Records about charts and figures

____

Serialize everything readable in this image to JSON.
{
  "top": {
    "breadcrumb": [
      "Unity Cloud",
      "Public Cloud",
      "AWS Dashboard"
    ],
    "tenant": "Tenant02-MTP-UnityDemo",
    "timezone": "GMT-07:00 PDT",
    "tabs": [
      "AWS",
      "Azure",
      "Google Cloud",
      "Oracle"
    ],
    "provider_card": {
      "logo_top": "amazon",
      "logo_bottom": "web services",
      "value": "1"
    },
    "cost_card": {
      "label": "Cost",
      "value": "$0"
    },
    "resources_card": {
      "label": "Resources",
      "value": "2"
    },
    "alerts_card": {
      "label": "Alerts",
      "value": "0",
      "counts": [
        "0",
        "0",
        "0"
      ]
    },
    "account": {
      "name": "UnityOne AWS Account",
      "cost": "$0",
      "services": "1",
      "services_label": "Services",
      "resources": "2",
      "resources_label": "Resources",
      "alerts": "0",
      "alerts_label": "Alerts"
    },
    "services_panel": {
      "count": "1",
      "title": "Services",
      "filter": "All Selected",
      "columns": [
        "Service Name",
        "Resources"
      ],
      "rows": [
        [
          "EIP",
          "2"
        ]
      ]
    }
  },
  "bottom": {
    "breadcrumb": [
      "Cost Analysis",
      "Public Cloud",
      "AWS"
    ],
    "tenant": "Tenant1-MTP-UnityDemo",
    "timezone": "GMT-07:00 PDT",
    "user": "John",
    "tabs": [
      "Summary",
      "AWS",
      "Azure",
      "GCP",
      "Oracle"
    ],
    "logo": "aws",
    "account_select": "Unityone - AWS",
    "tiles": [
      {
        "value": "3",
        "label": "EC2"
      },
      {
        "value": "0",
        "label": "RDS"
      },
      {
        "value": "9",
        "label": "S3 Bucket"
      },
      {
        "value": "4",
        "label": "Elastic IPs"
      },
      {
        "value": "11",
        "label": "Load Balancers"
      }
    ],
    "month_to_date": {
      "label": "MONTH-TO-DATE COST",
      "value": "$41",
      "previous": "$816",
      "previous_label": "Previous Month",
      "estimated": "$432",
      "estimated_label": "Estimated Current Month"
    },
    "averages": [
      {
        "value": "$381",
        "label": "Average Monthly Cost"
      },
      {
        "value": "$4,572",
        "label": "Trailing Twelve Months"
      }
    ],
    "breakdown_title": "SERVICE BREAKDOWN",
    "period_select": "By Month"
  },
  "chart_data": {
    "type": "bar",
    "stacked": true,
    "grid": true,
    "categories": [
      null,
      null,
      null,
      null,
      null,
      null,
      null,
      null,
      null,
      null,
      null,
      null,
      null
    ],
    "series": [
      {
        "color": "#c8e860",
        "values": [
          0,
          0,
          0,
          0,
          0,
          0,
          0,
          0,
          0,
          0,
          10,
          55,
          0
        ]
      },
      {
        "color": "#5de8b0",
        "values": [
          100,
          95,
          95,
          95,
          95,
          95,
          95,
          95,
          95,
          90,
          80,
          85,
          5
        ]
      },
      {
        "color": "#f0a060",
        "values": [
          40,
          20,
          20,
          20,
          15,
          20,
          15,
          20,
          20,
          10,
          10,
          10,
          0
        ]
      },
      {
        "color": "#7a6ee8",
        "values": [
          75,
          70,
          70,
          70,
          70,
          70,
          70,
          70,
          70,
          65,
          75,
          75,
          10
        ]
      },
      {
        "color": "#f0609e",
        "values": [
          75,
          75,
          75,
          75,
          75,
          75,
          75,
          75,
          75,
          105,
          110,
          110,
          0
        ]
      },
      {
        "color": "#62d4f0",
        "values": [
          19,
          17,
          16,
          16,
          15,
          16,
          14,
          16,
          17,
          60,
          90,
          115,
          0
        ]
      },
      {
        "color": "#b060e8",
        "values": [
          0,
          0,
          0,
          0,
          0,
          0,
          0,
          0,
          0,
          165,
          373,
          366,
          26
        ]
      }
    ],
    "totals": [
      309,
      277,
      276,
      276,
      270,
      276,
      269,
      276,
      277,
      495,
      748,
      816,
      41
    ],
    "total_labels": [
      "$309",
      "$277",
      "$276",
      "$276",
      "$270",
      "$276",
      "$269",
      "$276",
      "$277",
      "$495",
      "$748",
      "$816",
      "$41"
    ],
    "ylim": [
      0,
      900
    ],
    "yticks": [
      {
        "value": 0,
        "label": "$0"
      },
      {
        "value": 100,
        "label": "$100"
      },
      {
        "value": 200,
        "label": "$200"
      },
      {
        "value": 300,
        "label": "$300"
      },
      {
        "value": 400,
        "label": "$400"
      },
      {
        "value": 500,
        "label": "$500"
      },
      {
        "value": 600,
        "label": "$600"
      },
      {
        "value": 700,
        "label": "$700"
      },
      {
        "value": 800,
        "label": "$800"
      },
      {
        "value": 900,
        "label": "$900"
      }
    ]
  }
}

____

THE REQUEST
Take the listing above and set it down exactly.

RESULT
Serialize everything readable in this image to JSON.
{
  "top": {
    "breadcrumb": [
      "Unity Cloud",
      "Public Cloud",
      "AWS Dashboard"
    ],
    "tenant": "Tenant02-MTP-UnityDemo",
    "timezone": "GMT-07:00 PDT",
    "tabs": [
      "AWS",
      "Azure",
      "Google Cloud",
      "Oracle"
    ],
    "provider_card": {
      "logo_top": "amazon",
      "logo_bottom": "web services",
      "value": "1"
    },
    "cost_card": {
      "label": "Cost",
      "value": "$0"
    },
    "resources_card": {
      "label": "Resources",
      "value": "2"
    },
    "alerts_card": {
      "label": "Alerts",
      "value": "0",
      "counts": [
        "0",
        "0",
        "0"
      ]
    },
    "account": {
      "name": "UnityOne AWS Account",
      "cost": "$0",
      "services": "1",
      "services_label": "Services",
      "resources": "2",
      "resources_label": "Resources",
      "alerts": "0",
      "alerts_label": "Alerts"
    },
    "services_panel": {
      "count": "1",
      "title": "Services",
      "filter": "All Selected",
      "columns": [
        "Service Name",
        "Resources"
      ],
      "rows": [
        [
          "EIP",
          "2"
        ]
      ]
    }
  },
  "bottom": {
    "breadcrumb": [
      "Cost Analysis",
      "Public Cloud",
      "AWS"
    ],
    "tenant": "Tenant1-MTP-UnityDemo",
    "timezone": "GMT-07:00 PDT",
    "user": "John",
    "tabs": [
      "Summary",
      "AWS",
      "Azure",
      "GCP",
      "Oracle"
    ],
    "logo": "aws",
    "account_select": "Unityone - AWS",
    "tiles": [
      {
        "value": "3",
        "label": "EC2"
      },
      {
        "value": "0",
        "label": "RDS"
      },
      {
        "value": "9",
        "label": "S3 Bucket"
      },
      {
        "value": "4",
        "label": "Elastic IPs"
      },
      {
        "value": "11",
        "label": "Load Balancers"
      }
    ],
    "month_to_date": {
      "label": "MONTH-TO-DATE COST",
      "value": "$41",
      "previous": "$816",
      "previous_label": "Previous Month",
      "estimated": "$432",
      "estimated_label": "Estimated Current Month"
    },
    "averages": [
      {
        "value": "$381",
        "label": "Average Monthly Cost"
      },
      {
        "value": "$4,572",
        "label": "Trailing Twelve Months"
      }
    ],
    "breakdown_title": "SERVICE BREAKDOWN",
    "period_select": "By Month"
  },
  "chart_data": {
    "type": "bar",
    "stacked": true,
    "grid": true,
    "categories": [
      null,
      null,
      null,
      null,
      null,
      null,
      null,
      null,
      null,
      null,
      null,
      null,
      null
    ],
    "series": [
      {
        "color": "#c8e860",
        "values": [
          0,
          0,
          0,
          0,
          0,
          0,
          0,
          0,
          0,
          0,
          10,
          55,
          0
        ]
      },
      {
        "color": "#5de8b0",
        "values": [
          100,
          95,
          95,
          95,
          95,
          95,
          95,
          95,
          95,
          90,
          80,
          85,
          5
        ]
      },
      {
        "color": "#f0a060",
        "values": [
          40,
          20,
          20,
          20,
          15,
          20,
          15,
          20,
          20,
          10,
          10,
          10,
          0
        ]
      },
      {
        "color": "#7a6ee8",
        "values": [
          75,
          70,
          70,
          70,
          70,
          70,
          70,
          70,
          70,
          65,
          75,
          75,
          10
        ]
      },
      {
        "color": "#f0609e",
        "values": [
          75,
          75,
          75,
          75,
          75,
          75,
          75,
          75,
          75,
          105,
          110,
          110,
          0
        ]
      },
      {
        "color": "#62d4f0",
        "values": [
          19,
          17,
          16,
          16,
          15,
          16,
          14,
          16,
          17,
          60,
          90,
          115,
          0
        ]
      },
      {
        "color": "#b060e8",
        "values": [
          0,
          0,
          0,
          0,
          0,
          0,
          0,
          0,
          0,
          165,
          373,
          366,
          26
        ]
      }
    ],
    "totals": [
      309,
      277,
      276,
      276,
      270,
      276,
      269,
      276,
      277,
      495,
      748,
      816,
      41
    ],
    "total_labels": [
      "$309",
      "$277",
      "$276",
      "$276",
      "$270",
      "$276",
      "$269",
      "$276",
      "$277",
      "$495",
      "$748",
      "$816",
      "$41"
    ],
    "ylim": [
      0,
      900
    ],
    "yticks": [
      {
        "value": 0,
        "label": "$0"
      },
      {
        "value": 100,
        "label": "$100"
      },
      {
        "value": 200,
        "label": "$200"
      },
      {
        "value": 300,
        "label": "$300"
      },
      {
        "value": 400,
        "label": "$400"
      },
      {
        "value": 500,
        "label": "$500"
      },
      {
        "value": 600,
        "label": "$600"
      },
      {
        "value": 700,
        "label": "$700"
      },
      {
        "value": 800,
        "label": "$800"
      },
      {
        "value": 900,
        "label": "$900"
      }
    ]
  }
}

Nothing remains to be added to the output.